### Task statement
Reproduce the records below verbatim, line by line, and omit the pictures.

### Input material
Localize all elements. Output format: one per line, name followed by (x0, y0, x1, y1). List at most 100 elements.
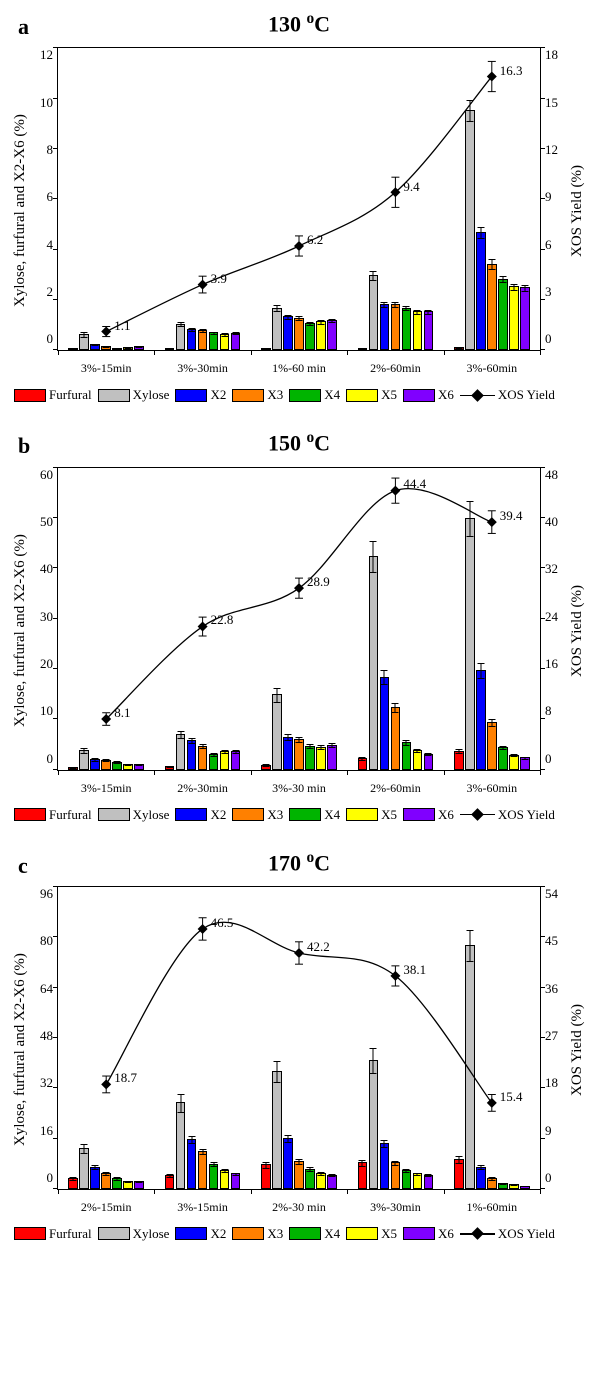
bar-xylose (176, 734, 186, 769)
legend-item: X4 (289, 807, 340, 823)
legend-label: X5 (381, 807, 397, 823)
bar-x2 (90, 1167, 100, 1189)
bar-furfural (165, 348, 175, 350)
bar-x4 (498, 279, 508, 351)
bar-x6 (134, 1181, 144, 1189)
legend-label: X6 (438, 1226, 454, 1242)
bar-x4 (209, 332, 219, 350)
bar-x2 (476, 232, 486, 350)
bar-furfural (358, 758, 368, 770)
plot-region: 1.13.96.29.416.33%-15min3%-30min1%-60 mi… (57, 47, 541, 351)
bar-x3 (487, 264, 497, 351)
bar-x5 (220, 1170, 230, 1189)
legend-item: Xylose (98, 387, 170, 403)
bar-x4 (402, 742, 412, 770)
legend-item: Xylose (98, 807, 170, 823)
bar-xylose (176, 1102, 186, 1189)
legend-swatch (232, 1227, 264, 1240)
bar-x3 (198, 1151, 208, 1189)
legend-item: X6 (403, 1226, 454, 1242)
panel-label: c (18, 853, 28, 879)
bar-x6 (327, 1175, 337, 1189)
legend-line-icon (460, 391, 495, 400)
legend-swatch (403, 389, 435, 402)
chart-panel-b: b150 oCXylose, furfural and X2-X6 (%)605… (10, 429, 588, 828)
chart-panel-c: c170 oCXylose, furfural and X2-X6 (%)968… (10, 849, 588, 1248)
bar-group (358, 1060, 434, 1189)
bar-x3 (487, 1178, 497, 1189)
bar-x5 (123, 1181, 133, 1189)
legend-label: X6 (438, 387, 454, 403)
bar-x3 (391, 1162, 401, 1189)
x-tick-label: 2%-15min (58, 1200, 154, 1215)
bar-x4 (112, 762, 122, 770)
bar-x6 (520, 757, 530, 770)
bar-xylose (465, 110, 475, 350)
bar-x6 (520, 287, 530, 350)
bar-x5 (413, 311, 423, 350)
bar-furfural (165, 766, 175, 770)
legend: FurfuralXyloseX2X3X4X5X6XOS Yield (10, 1220, 588, 1248)
legend-item-line: XOS Yield (460, 387, 555, 403)
panel-label: b (18, 433, 30, 459)
legend-label: X2 (210, 387, 226, 403)
legend-label: Xylose (133, 1226, 170, 1242)
legend-label: Xylose (133, 387, 170, 403)
legend-item: X3 (232, 1226, 283, 1242)
point-label: 44.4 (403, 476, 426, 492)
bar-x3 (101, 346, 111, 351)
bar-xylose (369, 1060, 379, 1189)
bar-x5 (220, 334, 230, 350)
legend-item-line: XOS Yield (460, 807, 555, 823)
x-tick-label: 3%-60min (444, 781, 540, 796)
bar-x5 (413, 1173, 423, 1189)
y-axis-label-right: XOS Yield (%) (567, 880, 588, 1220)
bar-group (165, 1102, 241, 1189)
legend-label: X3 (267, 1226, 283, 1242)
bar-x4 (305, 323, 315, 351)
bar-x3 (101, 760, 111, 770)
legend-item: X2 (175, 387, 226, 403)
legend-label: Xylose (133, 807, 170, 823)
legend-line-icon (460, 810, 495, 819)
point-label: 9.4 (403, 179, 419, 195)
point-label: 6.2 (307, 232, 323, 248)
bar-x4 (498, 1183, 508, 1189)
y-axis-label-right: XOS Yield (%) (567, 41, 588, 381)
legend-label: X2 (210, 807, 226, 823)
plot-region: 8.122.828.944.439.43%-15min2%-30min3%-30… (57, 467, 541, 771)
legend-swatch (175, 389, 207, 402)
bar-x6 (134, 346, 144, 351)
x-tick-label: 3%-15min (58, 361, 154, 376)
x-tick-label: 3%-15min (58, 781, 154, 796)
y-axis-label-right: XOS Yield (%) (567, 461, 588, 801)
legend-swatch (289, 389, 321, 402)
legend-swatch (14, 808, 46, 821)
x-tick-label: 2%-30 min (251, 1200, 347, 1215)
legend-swatch (289, 1227, 321, 1240)
bar-group (68, 1148, 144, 1189)
bar-x2 (380, 1143, 390, 1189)
bar-x2 (187, 1139, 197, 1189)
legend-item: X2 (175, 807, 226, 823)
legend-label: X4 (324, 387, 340, 403)
bar-x2 (90, 344, 100, 350)
legend-label: XOS Yield (498, 387, 555, 403)
bar-group (454, 110, 530, 350)
legend-item-line: XOS Yield (460, 1226, 555, 1242)
x-tick-label: 3%-60min (444, 361, 540, 376)
panel-title: 130 oC (10, 10, 588, 37)
bar-x4 (209, 1164, 219, 1189)
bar-x5 (413, 750, 423, 770)
legend-item: Furfural (14, 1226, 92, 1242)
x-tick-label: 2%-60min (347, 781, 443, 796)
y-axis-label-left: Xylose, furfural and X2-X6 (%) (10, 41, 31, 381)
legend-item: Furfural (14, 387, 92, 403)
bar-x3 (198, 746, 208, 770)
point-label: 46.5 (211, 915, 234, 931)
point-label: 1.1 (114, 318, 130, 334)
legend-swatch (403, 1227, 435, 1240)
legend-swatch (14, 389, 46, 402)
legend-label: X5 (381, 1226, 397, 1242)
legend-swatch (403, 808, 435, 821)
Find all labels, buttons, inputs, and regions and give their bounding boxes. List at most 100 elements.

### Task answer
Localize all elements. Output format: one per line, name followed by (x0, y0, x1, y1). List at most 100 elements.
bar-xylose (176, 734, 186, 769)
legend-item: X4 (289, 807, 340, 823)
legend-label: X5 (381, 807, 397, 823)
bar-x2 (90, 1167, 100, 1189)
bar-furfural (165, 348, 175, 350)
bar-x4 (498, 279, 508, 351)
bar-x6 (134, 1181, 144, 1189)
legend-label: X6 (438, 1226, 454, 1242)
bar-x4 (209, 332, 219, 350)
bar-x2 (476, 232, 486, 350)
bar-furfural (358, 758, 368, 770)
plot-region: 1.13.96.29.416.33%-15min3%-30min1%-60 mi… (57, 47, 541, 351)
bar-x3 (487, 264, 497, 351)
bar-x5 (220, 1170, 230, 1189)
legend-item: Xylose (98, 387, 170, 403)
bar-x4 (402, 742, 412, 770)
legend-item: Xylose (98, 807, 170, 823)
bar-xylose (176, 1102, 186, 1189)
legend-swatch (232, 1227, 264, 1240)
bar-x3 (198, 1151, 208, 1189)
legend-item: X6 (403, 1226, 454, 1242)
panel-label: c (18, 853, 28, 879)
bar-x6 (327, 1175, 337, 1189)
legend-line-icon (460, 391, 495, 400)
legend-swatch (403, 389, 435, 402)
chart-panel-b: b150 oCXylose, furfural and X2-X6 (%)605… (10, 429, 588, 828)
chart-panel-c: c170 oCXylose, furfural and X2-X6 (%)968… (10, 849, 588, 1248)
bar-group (358, 1060, 434, 1189)
bar-x3 (487, 1178, 497, 1189)
bar-x5 (123, 1181, 133, 1189)
legend-label: X6 (438, 387, 454, 403)
bar-x3 (391, 1162, 401, 1189)
x-tick-label: 2%-15min (58, 1200, 154, 1215)
bar-x4 (112, 762, 122, 770)
bar-x6 (520, 757, 530, 770)
bar-xylose (465, 110, 475, 350)
bar-x6 (520, 287, 530, 350)
bar-x5 (413, 311, 423, 350)
bar-furfural (165, 766, 175, 770)
legend: FurfuralXyloseX2X3X4X5X6XOS Yield (10, 1220, 588, 1248)
legend-item-line: XOS Yield (460, 387, 555, 403)
panel-label: b (18, 433, 30, 459)
legend-label: X2 (210, 387, 226, 403)
legend-label: Xylose (133, 1226, 170, 1242)
legend-label: Xylose (133, 387, 170, 403)
legend-item: X3 (232, 1226, 283, 1242)
point-label: 44.4 (403, 476, 426, 492)
bar-x3 (101, 346, 111, 351)
bar-xylose (369, 1060, 379, 1189)
bar-x5 (220, 334, 230, 350)
legend-item-line: XOS Yield (460, 807, 555, 823)
x-tick-label: 3%-60min (444, 781, 540, 796)
bar-x5 (413, 1173, 423, 1189)
y-axis-label-right: XOS Yield (%) (567, 880, 588, 1220)
bar-group (165, 1102, 241, 1189)
legend-label: X3 (267, 1226, 283, 1242)
bar-x4 (305, 323, 315, 351)
bar-x3 (101, 760, 111, 770)
legend-item: X2 (175, 387, 226, 403)
legend-label: Xylose (133, 807, 170, 823)
legend-line-icon (460, 810, 495, 819)
point-label: 9.4 (403, 179, 419, 195)
point-label: 6.2 (307, 232, 323, 248)
bar-x4 (498, 1183, 508, 1189)
y-axis-label-right: XOS Yield (%) (567, 41, 588, 381)
legend-label: X2 (210, 807, 226, 823)
plot-region: 8.122.828.944.439.43%-15min2%-30min3%-30… (57, 467, 541, 771)
legend-swatch (175, 389, 207, 402)
bar-x6 (134, 346, 144, 351)
x-tick-label: 3%-15min (58, 361, 154, 376)
x-tick-label: 3%-15min (58, 781, 154, 796)
y-axis-label-right: XOS Yield (%) (567, 461, 588, 801)
legend-swatch (289, 389, 321, 402)
legend-swatch (14, 808, 46, 821)
x-tick-label: 2%-30 min (251, 1200, 347, 1215)
legend-swatch (289, 1227, 321, 1240)
bar-group (68, 1148, 144, 1189)
bar-x2 (380, 1143, 390, 1189)
bar-x2 (187, 1139, 197, 1189)
legend-item: X2 (175, 807, 226, 823)
legend-label: X4 (324, 387, 340, 403)
bar-x2 (90, 344, 100, 350)
legend-label: XOS Yield (498, 387, 555, 403)
bar-group (454, 110, 530, 350)
legend-item-line: XOS Yield (460, 1226, 555, 1242)
x-tick-label: 3%-60min (444, 361, 540, 376)
panel-title: 130 oC (10, 10, 588, 37)
bar-x4 (209, 1164, 219, 1189)
bar-x5 (413, 750, 423, 770)
legend-item: Furfural (14, 1226, 92, 1242)
x-tick-label: 2%-60min (347, 781, 443, 796)
y-axis-label-left: Xylose, furfural and X2-X6 (%) (10, 41, 31, 381)
legend-item: Furfural (14, 387, 92, 403)
bar-x3 (198, 746, 208, 770)
point-label: 46.5 (211, 915, 234, 931)
point-label: 1.1 (114, 318, 130, 334)
legend-swatch (403, 1227, 435, 1240)
legend-swatch (14, 389, 46, 402)
legend-label: X5 (381, 1226, 397, 1242)
legend-swatch (403, 808, 435, 821)
Find all labels, buttons, inputs, and regions and give their bounding boxes. List at most 100 elements.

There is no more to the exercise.